TASK BRIEF: Would you copy out the whole listing exactly as given?

************

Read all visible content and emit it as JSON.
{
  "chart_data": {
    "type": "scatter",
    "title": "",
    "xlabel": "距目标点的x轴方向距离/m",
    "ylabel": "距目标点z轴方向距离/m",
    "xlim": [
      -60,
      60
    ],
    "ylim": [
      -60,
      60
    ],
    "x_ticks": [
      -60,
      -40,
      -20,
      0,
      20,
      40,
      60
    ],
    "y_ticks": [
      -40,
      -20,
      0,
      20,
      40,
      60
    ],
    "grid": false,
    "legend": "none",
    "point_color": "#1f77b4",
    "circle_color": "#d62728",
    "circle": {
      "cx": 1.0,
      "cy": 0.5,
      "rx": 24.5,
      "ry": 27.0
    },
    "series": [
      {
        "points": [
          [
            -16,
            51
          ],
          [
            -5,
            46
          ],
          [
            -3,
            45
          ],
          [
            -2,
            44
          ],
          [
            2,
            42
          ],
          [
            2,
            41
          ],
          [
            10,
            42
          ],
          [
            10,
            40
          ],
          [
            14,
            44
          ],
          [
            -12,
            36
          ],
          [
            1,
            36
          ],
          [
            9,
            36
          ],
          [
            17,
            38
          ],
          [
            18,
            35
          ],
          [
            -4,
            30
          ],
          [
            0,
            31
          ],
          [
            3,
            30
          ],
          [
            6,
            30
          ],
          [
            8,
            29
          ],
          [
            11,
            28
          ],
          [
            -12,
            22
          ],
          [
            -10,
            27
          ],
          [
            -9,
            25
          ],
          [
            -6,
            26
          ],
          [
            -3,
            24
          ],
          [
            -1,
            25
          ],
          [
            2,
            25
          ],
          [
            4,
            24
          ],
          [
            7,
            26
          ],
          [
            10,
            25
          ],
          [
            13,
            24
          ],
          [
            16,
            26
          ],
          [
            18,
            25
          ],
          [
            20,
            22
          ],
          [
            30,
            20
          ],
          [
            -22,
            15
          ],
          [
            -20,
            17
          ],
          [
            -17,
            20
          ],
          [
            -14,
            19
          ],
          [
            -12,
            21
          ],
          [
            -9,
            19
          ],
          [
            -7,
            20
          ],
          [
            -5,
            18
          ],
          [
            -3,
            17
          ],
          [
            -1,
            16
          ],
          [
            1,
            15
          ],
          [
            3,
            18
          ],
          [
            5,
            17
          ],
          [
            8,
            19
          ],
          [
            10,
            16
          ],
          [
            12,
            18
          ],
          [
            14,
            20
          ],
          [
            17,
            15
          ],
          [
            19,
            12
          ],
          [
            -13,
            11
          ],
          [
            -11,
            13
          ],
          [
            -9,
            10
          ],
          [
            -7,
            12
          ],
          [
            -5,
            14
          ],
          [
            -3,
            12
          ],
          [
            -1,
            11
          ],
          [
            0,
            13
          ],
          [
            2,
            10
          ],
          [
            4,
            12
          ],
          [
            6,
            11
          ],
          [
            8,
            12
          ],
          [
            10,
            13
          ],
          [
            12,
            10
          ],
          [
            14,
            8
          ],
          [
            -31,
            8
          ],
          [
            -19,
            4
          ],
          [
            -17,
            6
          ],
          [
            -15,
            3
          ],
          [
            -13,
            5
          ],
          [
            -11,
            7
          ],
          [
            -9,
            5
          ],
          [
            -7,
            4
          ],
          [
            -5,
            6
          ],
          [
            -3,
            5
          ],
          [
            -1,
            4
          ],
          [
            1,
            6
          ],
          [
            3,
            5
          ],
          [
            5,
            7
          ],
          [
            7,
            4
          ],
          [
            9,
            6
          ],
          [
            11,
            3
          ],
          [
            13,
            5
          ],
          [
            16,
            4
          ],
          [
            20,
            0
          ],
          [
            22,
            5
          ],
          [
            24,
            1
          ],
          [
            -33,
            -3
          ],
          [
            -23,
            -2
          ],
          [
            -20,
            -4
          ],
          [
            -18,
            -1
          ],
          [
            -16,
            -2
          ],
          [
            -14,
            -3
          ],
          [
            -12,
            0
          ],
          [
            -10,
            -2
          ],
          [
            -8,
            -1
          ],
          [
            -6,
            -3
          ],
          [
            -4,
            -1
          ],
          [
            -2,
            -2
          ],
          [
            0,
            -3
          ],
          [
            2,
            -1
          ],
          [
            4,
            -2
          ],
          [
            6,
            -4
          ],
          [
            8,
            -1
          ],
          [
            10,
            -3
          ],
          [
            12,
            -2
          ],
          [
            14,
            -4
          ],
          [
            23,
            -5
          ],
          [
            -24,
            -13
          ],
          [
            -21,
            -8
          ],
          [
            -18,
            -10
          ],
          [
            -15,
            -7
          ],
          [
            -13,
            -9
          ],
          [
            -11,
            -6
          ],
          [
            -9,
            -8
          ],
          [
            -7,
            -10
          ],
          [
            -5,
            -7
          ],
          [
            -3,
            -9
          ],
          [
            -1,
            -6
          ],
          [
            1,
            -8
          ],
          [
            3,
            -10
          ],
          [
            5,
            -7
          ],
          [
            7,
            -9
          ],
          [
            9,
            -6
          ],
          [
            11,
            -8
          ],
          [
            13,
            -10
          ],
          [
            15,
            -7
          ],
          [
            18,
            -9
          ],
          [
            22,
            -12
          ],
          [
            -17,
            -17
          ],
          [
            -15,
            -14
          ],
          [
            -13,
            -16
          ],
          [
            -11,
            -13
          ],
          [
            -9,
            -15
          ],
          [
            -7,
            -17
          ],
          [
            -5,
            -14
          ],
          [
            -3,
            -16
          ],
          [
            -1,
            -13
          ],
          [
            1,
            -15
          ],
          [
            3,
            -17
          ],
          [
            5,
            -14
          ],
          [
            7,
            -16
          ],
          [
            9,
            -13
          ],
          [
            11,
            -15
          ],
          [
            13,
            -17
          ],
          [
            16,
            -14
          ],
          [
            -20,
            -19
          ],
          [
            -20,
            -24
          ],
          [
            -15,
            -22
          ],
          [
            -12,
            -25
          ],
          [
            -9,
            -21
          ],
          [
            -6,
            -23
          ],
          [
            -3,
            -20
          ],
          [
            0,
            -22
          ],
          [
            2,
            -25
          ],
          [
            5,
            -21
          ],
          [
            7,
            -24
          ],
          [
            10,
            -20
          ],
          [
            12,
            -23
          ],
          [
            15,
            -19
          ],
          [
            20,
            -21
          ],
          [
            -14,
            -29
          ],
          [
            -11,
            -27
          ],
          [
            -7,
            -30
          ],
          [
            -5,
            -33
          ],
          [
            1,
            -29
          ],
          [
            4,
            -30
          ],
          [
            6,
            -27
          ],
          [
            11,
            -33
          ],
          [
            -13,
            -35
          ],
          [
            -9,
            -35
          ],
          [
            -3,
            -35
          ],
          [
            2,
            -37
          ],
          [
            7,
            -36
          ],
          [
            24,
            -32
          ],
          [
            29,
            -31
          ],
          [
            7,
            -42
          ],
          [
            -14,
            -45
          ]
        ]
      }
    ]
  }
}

************

OUTPUT FOR THIS EXERCISE:
Read all visible content and emit it as JSON.
{
  "chart_data": {
    "type": "scatter",
    "title": "",
    "xlabel": "距目标点的x轴方向距离/m",
    "ylabel": "距目标点z轴方向距离/m",
    "xlim": [
      -60,
      60
    ],
    "ylim": [
      -60,
      60
    ],
    "x_ticks": [
      -60,
      -40,
      -20,
      0,
      20,
      40,
      60
    ],
    "y_ticks": [
      -40,
      -20,
      0,
      20,
      40,
      60
    ],
    "grid": false,
    "legend": "none",
    "point_color": "#1f77b4",
    "circle_color": "#d62728",
    "circle": {
      "cx": 1.0,
      "cy": 0.5,
      "rx": 24.5,
      "ry": 27.0
    },
    "series": [
      {
        "points": [
          [
            -16,
            51
          ],
          [
            -5,
            46
          ],
          [
            -3,
            45
          ],
          [
            -2,
            44
          ],
          [
            2,
            42
          ],
          [
            2,
            41
          ],
          [
            10,
            42
          ],
          [
            10,
            40
          ],
          [
            14,
            44
          ],
          [
            -12,
            36
          ],
          [
            1,
            36
          ],
          [
            9,
            36
          ],
          [
            17,
            38
          ],
          [
            18,
            35
          ],
          [
            -4,
            30
          ],
          [
            0,
            31
          ],
          [
            3,
            30
          ],
          [
            6,
            30
          ],
          [
            8,
            29
          ],
          [
            11,
            28
          ],
          [
            -12,
            22
          ],
          [
            -10,
            27
          ],
          [
            -9,
            25
          ],
          [
            -6,
            26
          ],
          [
            -3,
            24
          ],
          [
            -1,
            25
          ],
          [
            2,
            25
          ],
          [
            4,
            24
          ],
          [
            7,
            26
          ],
          [
            10,
            25
          ],
          [
            13,
            24
          ],
          [
            16,
            26
          ],
          [
            18,
            25
          ],
          [
            20,
            22
          ],
          [
            30,
            20
          ],
          [
            -22,
            15
          ],
          [
            -20,
            17
          ],
          [
            -17,
            20
          ],
          [
            -14,
            19
          ],
          [
            -12,
            21
          ],
          [
            -9,
            19
          ],
          [
            -7,
            20
          ],
          [
            -5,
            18
          ],
          [
            -3,
            17
          ],
          [
            -1,
            16
          ],
          [
            1,
            15
          ],
          [
            3,
            18
          ],
          [
            5,
            17
          ],
          [
            8,
            19
          ],
          [
            10,
            16
          ],
          [
            12,
            18
          ],
          [
            14,
            20
          ],
          [
            17,
            15
          ],
          [
            19,
            12
          ],
          [
            -13,
            11
          ],
          [
            -11,
            13
          ],
          [
            -9,
            10
          ],
          [
            -7,
            12
          ],
          [
            -5,
            14
          ],
          [
            -3,
            12
          ],
          [
            -1,
            11
          ],
          [
            0,
            13
          ],
          [
            2,
            10
          ],
          [
            4,
            12
          ],
          [
            6,
            11
          ],
          [
            8,
            12
          ],
          [
            10,
            13
          ],
          [
            12,
            10
          ],
          [
            14,
            8
          ],
          [
            -31,
            8
          ],
          [
            -19,
            4
          ],
          [
            -17,
            6
          ],
          [
            -15,
            3
          ],
          [
            -13,
            5
          ],
          [
            -11,
            7
          ],
          [
            -9,
            5
          ],
          [
            -7,
            4
          ],
          [
            -5,
            6
          ],
          [
            -3,
            5
          ],
          [
            -1,
            4
          ],
          [
            1,
            6
          ],
          [
            3,
            5
          ],
          [
            5,
            7
          ],
          [
            7,
            4
          ],
          [
            9,
            6
          ],
          [
            11,
            3
          ],
          [
            13,
            5
          ],
          [
            16,
            4
          ],
          [
            20,
            0
          ],
          [
            22,
            5
          ],
          [
            24,
            1
          ],
          [
            -33,
            -3
          ],
          [
            -23,
            -2
          ],
          [
            -20,
            -4
          ],
          [
            -18,
            -1
          ],
          [
            -16,
            -2
          ],
          [
            -14,
            -3
          ],
          [
            -12,
            0
          ],
          [
            -10,
            -2
          ],
          [
            -8,
            -1
          ],
          [
            -6,
            -3
          ],
          [
            -4,
            -1
          ],
          [
            -2,
            -2
          ],
          [
            0,
            -3
          ],
          [
            2,
            -1
          ],
          [
            4,
            -2
          ],
          [
            6,
            -4
          ],
          [
            8,
            -1
          ],
          [
            10,
            -3
          ],
          [
            12,
            -2
          ],
          [
            14,
            -4
          ],
          [
            23,
            -5
          ],
          [
            -24,
            -13
          ],
          [
            -21,
            -8
          ],
          [
            -18,
            -10
          ],
          [
            -15,
            -7
          ],
          [
            -13,
            -9
          ],
          [
            -11,
            -6
          ],
          [
            -9,
            -8
          ],
          [
            -7,
            -10
          ],
          [
            -5,
            -7
          ],
          [
            -3,
            -9
          ],
          [
            -1,
            -6
          ],
          [
            1,
            -8
          ],
          [
            3,
            -10
          ],
          [
            5,
            -7
          ],
          [
            7,
            -9
          ],
          [
            9,
            -6
          ],
          [
            11,
            -8
          ],
          [
            13,
            -10
          ],
          [
            15,
            -7
          ],
          [
            18,
            -9
          ],
          [
            22,
            -12
          ],
          [
            -17,
            -17
          ],
          [
            -15,
            -14
          ],
          [
            -13,
            -16
          ],
          [
            -11,
            -13
          ],
          [
            -9,
            -15
          ],
          [
            -7,
            -17
          ],
          [
            -5,
            -14
          ],
          [
            -3,
            -16
          ],
          [
            -1,
            -13
          ],
          [
            1,
            -15
          ],
          [
            3,
            -17
          ],
          [
            5,
            -14
          ],
          [
            7,
            -16
          ],
          [
            9,
            -13
          ],
          [
            11,
            -15
          ],
          [
            13,
            -17
          ],
          [
            16,
            -14
          ],
          [
            -20,
            -19
          ],
          [
            -20,
            -24
          ],
          [
            -15,
            -22
          ],
          [
            -12,
            -25
          ],
          [
            -9,
            -21
          ],
          [
            -6,
            -23
          ],
          [
            -3,
            -20
          ],
          [
            0,
            -22
          ],
          [
            2,
            -25
          ],
          [
            5,
            -21
          ],
          [
            7,
            -24
          ],
          [
            10,
            -20
          ],
          [
            12,
            -23
          ],
          [
            15,
            -19
          ],
          [
            20,
            -21
          ],
          [
            -14,
            -29
          ],
          [
            -11,
            -27
          ],
          [
            -7,
            -30
          ],
          [
            -5,
            -33
          ],
          [
            1,
            -29
          ],
          [
            4,
            -30
          ],
          [
            6,
            -27
          ],
          [
            11,
            -33
          ],
          [
            -13,
            -35
          ],
          [
            -9,
            -35
          ],
          [
            -3,
            -35
          ],
          [
            2,
            -37
          ],
          [
            7,
            -36
          ],
          [
            24,
            -32
          ],
          [
            29,
            -31
          ],
          [
            7,
            -42
          ],
          [
            -14,
            -45
          ]
        ]
      }
    ]
  }
}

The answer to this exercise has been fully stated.